Short exercise — Pictures in the data below are not part of the copy; transcribe everything else exactly.

Stored records —
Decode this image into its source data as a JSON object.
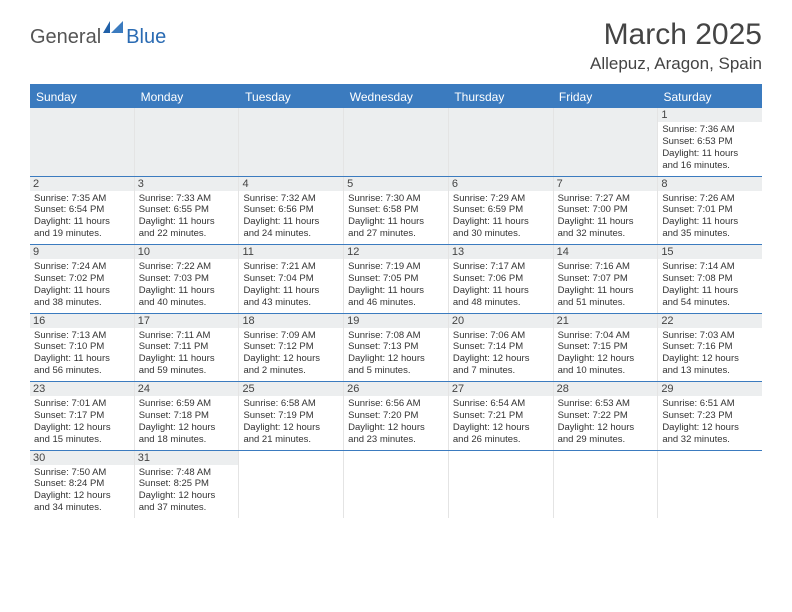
{
  "logo": {
    "text1": "General",
    "text2": "Blue"
  },
  "title": "March 2025",
  "location": "Allepuz, Aragon, Spain",
  "colors": {
    "header_bg": "#3b7bbf",
    "header_text": "#ffffff",
    "row_divider": "#3b7bbf",
    "daynum_bg": "#eceeef",
    "body_text": "#333333",
    "logo_gray": "#555555",
    "logo_blue": "#2a6bb3"
  },
  "dow": [
    "Sunday",
    "Monday",
    "Tuesday",
    "Wednesday",
    "Thursday",
    "Friday",
    "Saturday"
  ],
  "weeks": [
    [
      null,
      null,
      null,
      null,
      null,
      null,
      {
        "n": "1",
        "sr": "7:36 AM",
        "ss": "6:53 PM",
        "dh": "11",
        "dm": "16"
      }
    ],
    [
      {
        "n": "2",
        "sr": "7:35 AM",
        "ss": "6:54 PM",
        "dh": "11",
        "dm": "19"
      },
      {
        "n": "3",
        "sr": "7:33 AM",
        "ss": "6:55 PM",
        "dh": "11",
        "dm": "22"
      },
      {
        "n": "4",
        "sr": "7:32 AM",
        "ss": "6:56 PM",
        "dh": "11",
        "dm": "24"
      },
      {
        "n": "5",
        "sr": "7:30 AM",
        "ss": "6:58 PM",
        "dh": "11",
        "dm": "27"
      },
      {
        "n": "6",
        "sr": "7:29 AM",
        "ss": "6:59 PM",
        "dh": "11",
        "dm": "30"
      },
      {
        "n": "7",
        "sr": "7:27 AM",
        "ss": "7:00 PM",
        "dh": "11",
        "dm": "32"
      },
      {
        "n": "8",
        "sr": "7:26 AM",
        "ss": "7:01 PM",
        "dh": "11",
        "dm": "35"
      }
    ],
    [
      {
        "n": "9",
        "sr": "7:24 AM",
        "ss": "7:02 PM",
        "dh": "11",
        "dm": "38"
      },
      {
        "n": "10",
        "sr": "7:22 AM",
        "ss": "7:03 PM",
        "dh": "11",
        "dm": "40"
      },
      {
        "n": "11",
        "sr": "7:21 AM",
        "ss": "7:04 PM",
        "dh": "11",
        "dm": "43"
      },
      {
        "n": "12",
        "sr": "7:19 AM",
        "ss": "7:05 PM",
        "dh": "11",
        "dm": "46"
      },
      {
        "n": "13",
        "sr": "7:17 AM",
        "ss": "7:06 PM",
        "dh": "11",
        "dm": "48"
      },
      {
        "n": "14",
        "sr": "7:16 AM",
        "ss": "7:07 PM",
        "dh": "11",
        "dm": "51"
      },
      {
        "n": "15",
        "sr": "7:14 AM",
        "ss": "7:08 PM",
        "dh": "11",
        "dm": "54"
      }
    ],
    [
      {
        "n": "16",
        "sr": "7:13 AM",
        "ss": "7:10 PM",
        "dh": "11",
        "dm": "56"
      },
      {
        "n": "17",
        "sr": "7:11 AM",
        "ss": "7:11 PM",
        "dh": "11",
        "dm": "59"
      },
      {
        "n": "18",
        "sr": "7:09 AM",
        "ss": "7:12 PM",
        "dh": "12",
        "dm": "2"
      },
      {
        "n": "19",
        "sr": "7:08 AM",
        "ss": "7:13 PM",
        "dh": "12",
        "dm": "5"
      },
      {
        "n": "20",
        "sr": "7:06 AM",
        "ss": "7:14 PM",
        "dh": "12",
        "dm": "7"
      },
      {
        "n": "21",
        "sr": "7:04 AM",
        "ss": "7:15 PM",
        "dh": "12",
        "dm": "10"
      },
      {
        "n": "22",
        "sr": "7:03 AM",
        "ss": "7:16 PM",
        "dh": "12",
        "dm": "13"
      }
    ],
    [
      {
        "n": "23",
        "sr": "7:01 AM",
        "ss": "7:17 PM",
        "dh": "12",
        "dm": "15"
      },
      {
        "n": "24",
        "sr": "6:59 AM",
        "ss": "7:18 PM",
        "dh": "12",
        "dm": "18"
      },
      {
        "n": "25",
        "sr": "6:58 AM",
        "ss": "7:19 PM",
        "dh": "12",
        "dm": "21"
      },
      {
        "n": "26",
        "sr": "6:56 AM",
        "ss": "7:20 PM",
        "dh": "12",
        "dm": "23"
      },
      {
        "n": "27",
        "sr": "6:54 AM",
        "ss": "7:21 PM",
        "dh": "12",
        "dm": "26"
      },
      {
        "n": "28",
        "sr": "6:53 AM",
        "ss": "7:22 PM",
        "dh": "12",
        "dm": "29"
      },
      {
        "n": "29",
        "sr": "6:51 AM",
        "ss": "7:23 PM",
        "dh": "12",
        "dm": "32"
      }
    ],
    [
      {
        "n": "30",
        "sr": "7:50 AM",
        "ss": "8:24 PM",
        "dh": "12",
        "dm": "34"
      },
      {
        "n": "31",
        "sr": "7:48 AM",
        "ss": "8:25 PM",
        "dh": "12",
        "dm": "37"
      },
      null,
      null,
      null,
      null,
      null
    ]
  ],
  "labels": {
    "sunrise": "Sunrise:",
    "sunset": "Sunset:",
    "daylight": "Daylight:",
    "hours": "hours",
    "and": "and",
    "minutes": "minutes."
  }
}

Task response —
Decode this image into its source data as a JSON object.
{
  "logo": {
    "text1": "General",
    "text2": "Blue"
  },
  "title": "March 2025",
  "location": "Allepuz, Aragon, Spain",
  "colors": {
    "header_bg": "#3b7bbf",
    "header_text": "#ffffff",
    "row_divider": "#3b7bbf",
    "daynum_bg": "#eceeef",
    "body_text": "#333333",
    "logo_gray": "#555555",
    "logo_blue": "#2a6bb3"
  },
  "dow": [
    "Sunday",
    "Monday",
    "Tuesday",
    "Wednesday",
    "Thursday",
    "Friday",
    "Saturday"
  ],
  "weeks": [
    [
      null,
      null,
      null,
      null,
      null,
      null,
      {
        "n": "1",
        "sr": "7:36 AM",
        "ss": "6:53 PM",
        "dh": "11",
        "dm": "16"
      }
    ],
    [
      {
        "n": "2",
        "sr": "7:35 AM",
        "ss": "6:54 PM",
        "dh": "11",
        "dm": "19"
      },
      {
        "n": "3",
        "sr": "7:33 AM",
        "ss": "6:55 PM",
        "dh": "11",
        "dm": "22"
      },
      {
        "n": "4",
        "sr": "7:32 AM",
        "ss": "6:56 PM",
        "dh": "11",
        "dm": "24"
      },
      {
        "n": "5",
        "sr": "7:30 AM",
        "ss": "6:58 PM",
        "dh": "11",
        "dm": "27"
      },
      {
        "n": "6",
        "sr": "7:29 AM",
        "ss": "6:59 PM",
        "dh": "11",
        "dm": "30"
      },
      {
        "n": "7",
        "sr": "7:27 AM",
        "ss": "7:00 PM",
        "dh": "11",
        "dm": "32"
      },
      {
        "n": "8",
        "sr": "7:26 AM",
        "ss": "7:01 PM",
        "dh": "11",
        "dm": "35"
      }
    ],
    [
      {
        "n": "9",
        "sr": "7:24 AM",
        "ss": "7:02 PM",
        "dh": "11",
        "dm": "38"
      },
      {
        "n": "10",
        "sr": "7:22 AM",
        "ss": "7:03 PM",
        "dh": "11",
        "dm": "40"
      },
      {
        "n": "11",
        "sr": "7:21 AM",
        "ss": "7:04 PM",
        "dh": "11",
        "dm": "43"
      },
      {
        "n": "12",
        "sr": "7:19 AM",
        "ss": "7:05 PM",
        "dh": "11",
        "dm": "46"
      },
      {
        "n": "13",
        "sr": "7:17 AM",
        "ss": "7:06 PM",
        "dh": "11",
        "dm": "48"
      },
      {
        "n": "14",
        "sr": "7:16 AM",
        "ss": "7:07 PM",
        "dh": "11",
        "dm": "51"
      },
      {
        "n": "15",
        "sr": "7:14 AM",
        "ss": "7:08 PM",
        "dh": "11",
        "dm": "54"
      }
    ],
    [
      {
        "n": "16",
        "sr": "7:13 AM",
        "ss": "7:10 PM",
        "dh": "11",
        "dm": "56"
      },
      {
        "n": "17",
        "sr": "7:11 AM",
        "ss": "7:11 PM",
        "dh": "11",
        "dm": "59"
      },
      {
        "n": "18",
        "sr": "7:09 AM",
        "ss": "7:12 PM",
        "dh": "12",
        "dm": "2"
      },
      {
        "n": "19",
        "sr": "7:08 AM",
        "ss": "7:13 PM",
        "dh": "12",
        "dm": "5"
      },
      {
        "n": "20",
        "sr": "7:06 AM",
        "ss": "7:14 PM",
        "dh": "12",
        "dm": "7"
      },
      {
        "n": "21",
        "sr": "7:04 AM",
        "ss": "7:15 PM",
        "dh": "12",
        "dm": "10"
      },
      {
        "n": "22",
        "sr": "7:03 AM",
        "ss": "7:16 PM",
        "dh": "12",
        "dm": "13"
      }
    ],
    [
      {
        "n": "23",
        "sr": "7:01 AM",
        "ss": "7:17 PM",
        "dh": "12",
        "dm": "15"
      },
      {
        "n": "24",
        "sr": "6:59 AM",
        "ss": "7:18 PM",
        "dh": "12",
        "dm": "18"
      },
      {
        "n": "25",
        "sr": "6:58 AM",
        "ss": "7:19 PM",
        "dh": "12",
        "dm": "21"
      },
      {
        "n": "26",
        "sr": "6:56 AM",
        "ss": "7:20 PM",
        "dh": "12",
        "dm": "23"
      },
      {
        "n": "27",
        "sr": "6:54 AM",
        "ss": "7:21 PM",
        "dh": "12",
        "dm": "26"
      },
      {
        "n": "28",
        "sr": "6:53 AM",
        "ss": "7:22 PM",
        "dh": "12",
        "dm": "29"
      },
      {
        "n": "29",
        "sr": "6:51 AM",
        "ss": "7:23 PM",
        "dh": "12",
        "dm": "32"
      }
    ],
    [
      {
        "n": "30",
        "sr": "7:50 AM",
        "ss": "8:24 PM",
        "dh": "12",
        "dm": "34"
      },
      {
        "n": "31",
        "sr": "7:48 AM",
        "ss": "8:25 PM",
        "dh": "12",
        "dm": "37"
      },
      null,
      null,
      null,
      null,
      null
    ]
  ],
  "labels": {
    "sunrise": "Sunrise:",
    "sunset": "Sunset:",
    "daylight": "Daylight:",
    "hours": "hours",
    "and": "and",
    "minutes": "minutes."
  }
}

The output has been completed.